Daigle v. Cobb

175 So. 2d 392
CourtLouisiana Court of Appeal
DecidedMay 3, 1965
Docket1823
StatusPublished
Cited by16 cases

This text of 175 So. 2d 392 (Daigle v. Cobb) is published on Counsel Stack Legal Research, covering Louisiana Court of Appeal primary law. Counsel Stack provides free access to over 12 million legal documents including statutes, case law, regulations, and constitutions.

Bluebook
Daigle v. Cobb, 175 So. 2d 392 (La. Ct. App. 1965).

Opinion

175 So.2d 392 (1965)

Percy DAIGLE
v.
Tom COBB, Paul Bearden, American Insurance Company as Insurer of Mason Rust, Inc., Joint Venture and as Insurer of Tom Cobb, and American Insurance Company as Insurer of Dow Industrial Service, and as Insurer of Paul Bearden.

No. 1823.

Court of Appeal of Louisiana, Fourth Circuit.

May 3, 1965.
Rehearing Denied June 7, 1965.

*393 Donald S. Klein and H. Alva Brumfield, New Orleans, for plaintiff-appellant.

Deutsch, Kerrigan & Stiles, Ralph L. Kaskell, Jr., New Orleans, for Tom Cobb, defendant-appellee.

Porteous & Johnson, C. Gordon Johnson, Jr., New Orleans, for American Ins. Co., defendants-appellees.

Gravel, Sheffield & D'Angelo, Neblett & Fuhrer, Alexandria, amicus curiae.

Before YARRUT, CHASEZ and BARNETTE, JJ.,

YARRUT, Judge.

This appeal is by Plaintiff from the judgment of the district court maintaining exceptions and motions for summary judgments filed on behalf of Defendants, Tom Cobb, individually, and his insurer, American Insurance Company. Attached to the motions were affidavits, exhibits and depositions filed on behalf of the parties involved.
+===+
*Requirement 1*.
Copy word for word the part of the Daigle v. Cobb text that opens with the words containing "Percy DAIGLE" and closes with "Tom Cobb, defendant-appellee.".
*Requirement 2*.
Using the Daigle v. Cobb text, answer these questions:
(a) On what date was rehearing denied?
(b) Which judge delivered the opinion?
(c) How many cases cite the decision?
*Requirement 3*.
List every individual attorney the Daigle v. Cobb text names by personal name as counsel. Leave out firm names.
+===+
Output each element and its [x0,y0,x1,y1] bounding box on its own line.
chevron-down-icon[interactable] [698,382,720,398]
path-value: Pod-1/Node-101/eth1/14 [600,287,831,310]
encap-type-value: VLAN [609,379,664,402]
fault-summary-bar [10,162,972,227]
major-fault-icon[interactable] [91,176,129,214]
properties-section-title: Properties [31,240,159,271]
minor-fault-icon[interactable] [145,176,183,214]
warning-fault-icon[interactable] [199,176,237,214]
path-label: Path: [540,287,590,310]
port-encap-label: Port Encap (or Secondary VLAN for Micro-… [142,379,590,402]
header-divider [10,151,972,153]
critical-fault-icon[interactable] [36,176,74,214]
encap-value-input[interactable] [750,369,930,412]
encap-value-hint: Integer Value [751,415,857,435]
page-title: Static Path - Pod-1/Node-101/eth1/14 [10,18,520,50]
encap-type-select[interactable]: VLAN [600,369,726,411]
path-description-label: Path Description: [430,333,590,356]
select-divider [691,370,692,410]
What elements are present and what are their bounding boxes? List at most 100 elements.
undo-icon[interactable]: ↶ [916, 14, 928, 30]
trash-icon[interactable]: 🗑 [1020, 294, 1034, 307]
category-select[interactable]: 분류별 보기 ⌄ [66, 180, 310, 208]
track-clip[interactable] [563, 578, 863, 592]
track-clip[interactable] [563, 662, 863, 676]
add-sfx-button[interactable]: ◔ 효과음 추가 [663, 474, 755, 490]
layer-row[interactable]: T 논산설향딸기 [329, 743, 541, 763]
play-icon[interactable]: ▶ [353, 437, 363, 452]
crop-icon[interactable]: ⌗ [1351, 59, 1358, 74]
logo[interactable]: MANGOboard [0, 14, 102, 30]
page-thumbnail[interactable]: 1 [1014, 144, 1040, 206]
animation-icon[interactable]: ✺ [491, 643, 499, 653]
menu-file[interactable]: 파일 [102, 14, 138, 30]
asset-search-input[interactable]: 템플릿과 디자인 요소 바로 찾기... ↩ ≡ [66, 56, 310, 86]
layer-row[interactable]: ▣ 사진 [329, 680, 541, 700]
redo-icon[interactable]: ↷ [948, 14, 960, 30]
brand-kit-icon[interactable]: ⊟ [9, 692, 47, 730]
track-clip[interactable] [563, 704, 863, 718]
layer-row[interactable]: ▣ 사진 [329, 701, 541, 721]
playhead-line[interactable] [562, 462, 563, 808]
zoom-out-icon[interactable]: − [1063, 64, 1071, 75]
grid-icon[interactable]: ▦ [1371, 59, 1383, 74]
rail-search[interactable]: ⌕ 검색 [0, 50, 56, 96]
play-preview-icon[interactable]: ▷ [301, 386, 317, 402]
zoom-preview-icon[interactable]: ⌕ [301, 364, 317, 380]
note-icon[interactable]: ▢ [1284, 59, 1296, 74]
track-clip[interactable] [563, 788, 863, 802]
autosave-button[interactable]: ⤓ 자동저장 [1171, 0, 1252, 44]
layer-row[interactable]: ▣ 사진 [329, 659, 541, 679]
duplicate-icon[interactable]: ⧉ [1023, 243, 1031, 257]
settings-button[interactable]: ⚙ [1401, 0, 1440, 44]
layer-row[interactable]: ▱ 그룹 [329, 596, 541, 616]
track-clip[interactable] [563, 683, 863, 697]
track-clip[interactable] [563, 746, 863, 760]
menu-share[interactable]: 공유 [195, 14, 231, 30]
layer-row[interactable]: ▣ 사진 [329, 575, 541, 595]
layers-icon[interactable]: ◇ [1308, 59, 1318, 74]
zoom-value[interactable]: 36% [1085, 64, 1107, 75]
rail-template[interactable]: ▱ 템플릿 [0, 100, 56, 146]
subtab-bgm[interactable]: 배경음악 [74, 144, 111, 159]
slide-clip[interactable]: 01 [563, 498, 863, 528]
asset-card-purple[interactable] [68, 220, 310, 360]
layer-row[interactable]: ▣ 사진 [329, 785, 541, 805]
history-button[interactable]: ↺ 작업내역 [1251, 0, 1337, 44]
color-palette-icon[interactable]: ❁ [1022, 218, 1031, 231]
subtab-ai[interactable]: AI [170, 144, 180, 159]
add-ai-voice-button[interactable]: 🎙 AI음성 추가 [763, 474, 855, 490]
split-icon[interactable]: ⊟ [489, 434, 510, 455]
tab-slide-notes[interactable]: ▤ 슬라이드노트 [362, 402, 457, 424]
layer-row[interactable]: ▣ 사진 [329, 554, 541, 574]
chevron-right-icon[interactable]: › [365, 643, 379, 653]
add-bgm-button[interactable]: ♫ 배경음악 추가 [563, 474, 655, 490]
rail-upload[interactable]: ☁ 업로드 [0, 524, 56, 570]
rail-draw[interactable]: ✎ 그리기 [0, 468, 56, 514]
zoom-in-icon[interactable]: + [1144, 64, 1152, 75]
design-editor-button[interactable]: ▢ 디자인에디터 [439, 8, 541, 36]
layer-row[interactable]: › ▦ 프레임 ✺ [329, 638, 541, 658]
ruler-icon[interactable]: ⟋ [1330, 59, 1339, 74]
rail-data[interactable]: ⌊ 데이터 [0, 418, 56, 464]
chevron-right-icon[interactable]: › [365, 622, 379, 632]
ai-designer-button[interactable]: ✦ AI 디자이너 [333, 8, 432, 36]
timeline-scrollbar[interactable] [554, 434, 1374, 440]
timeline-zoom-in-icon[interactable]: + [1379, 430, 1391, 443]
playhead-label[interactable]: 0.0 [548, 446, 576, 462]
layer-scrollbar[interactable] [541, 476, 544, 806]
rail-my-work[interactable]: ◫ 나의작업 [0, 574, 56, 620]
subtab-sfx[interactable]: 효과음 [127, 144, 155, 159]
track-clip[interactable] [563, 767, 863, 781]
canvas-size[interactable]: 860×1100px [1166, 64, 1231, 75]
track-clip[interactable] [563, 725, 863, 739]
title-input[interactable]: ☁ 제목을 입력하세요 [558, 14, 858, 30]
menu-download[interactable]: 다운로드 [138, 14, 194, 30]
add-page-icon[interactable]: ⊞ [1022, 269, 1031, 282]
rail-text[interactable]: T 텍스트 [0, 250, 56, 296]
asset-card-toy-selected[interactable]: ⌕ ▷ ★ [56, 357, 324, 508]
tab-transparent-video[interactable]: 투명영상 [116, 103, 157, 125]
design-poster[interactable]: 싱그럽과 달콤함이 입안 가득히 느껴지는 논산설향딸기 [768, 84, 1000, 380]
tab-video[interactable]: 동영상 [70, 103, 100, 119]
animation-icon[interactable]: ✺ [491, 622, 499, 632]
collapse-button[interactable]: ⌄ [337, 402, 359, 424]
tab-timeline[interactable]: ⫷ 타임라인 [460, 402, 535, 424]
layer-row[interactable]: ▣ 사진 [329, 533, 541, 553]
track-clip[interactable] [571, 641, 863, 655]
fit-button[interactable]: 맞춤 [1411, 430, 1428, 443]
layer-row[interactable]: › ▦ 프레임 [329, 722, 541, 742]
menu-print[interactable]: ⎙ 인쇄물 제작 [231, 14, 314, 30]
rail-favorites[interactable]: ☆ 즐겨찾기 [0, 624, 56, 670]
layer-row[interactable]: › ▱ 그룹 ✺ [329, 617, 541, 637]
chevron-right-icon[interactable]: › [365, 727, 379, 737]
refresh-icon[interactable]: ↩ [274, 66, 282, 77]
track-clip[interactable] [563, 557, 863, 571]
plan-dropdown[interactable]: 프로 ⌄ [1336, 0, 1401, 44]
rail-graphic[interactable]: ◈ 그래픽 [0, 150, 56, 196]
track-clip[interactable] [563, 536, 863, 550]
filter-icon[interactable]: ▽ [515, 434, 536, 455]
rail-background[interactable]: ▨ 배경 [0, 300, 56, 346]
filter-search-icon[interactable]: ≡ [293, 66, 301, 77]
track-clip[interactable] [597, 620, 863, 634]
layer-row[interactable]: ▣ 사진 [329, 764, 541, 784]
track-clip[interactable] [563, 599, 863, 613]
+===+
*Response area 1*.
Percy DAIGLE
v.
Tom COBB, Paul Bearden, American Insurance Company as Insurer of Mason Rust, Inc., Joint Venture and as Insurer of Tom Cobb, and American Insurance Company as Insurer of Dow Industrial Service, and as Insurer of Paul Bearden.

No. 1823.

Court of Appeal of Louisiana, Fourth Circuit.

May 3, 1965.
Rehearing Denied June 7, 1965.

*393 Donald S. Klein and H. Alva Brumfield, New Orleans, for plaintiff-appellant.

Deutsch, Kerrigan & Stiles, Ralph L. Kaskell, Jr., New Orleans, for Tom Cobb, defendant-appellee.

*Response area 2*.
(a) June 7, 1965
(b) Yarrut
(c) 16

*Response area 3*.
Donald S. Klein
H. Alva Brumfield
Ralph L. Kaskell, Jr.
C. Gordon Johnson, Jr.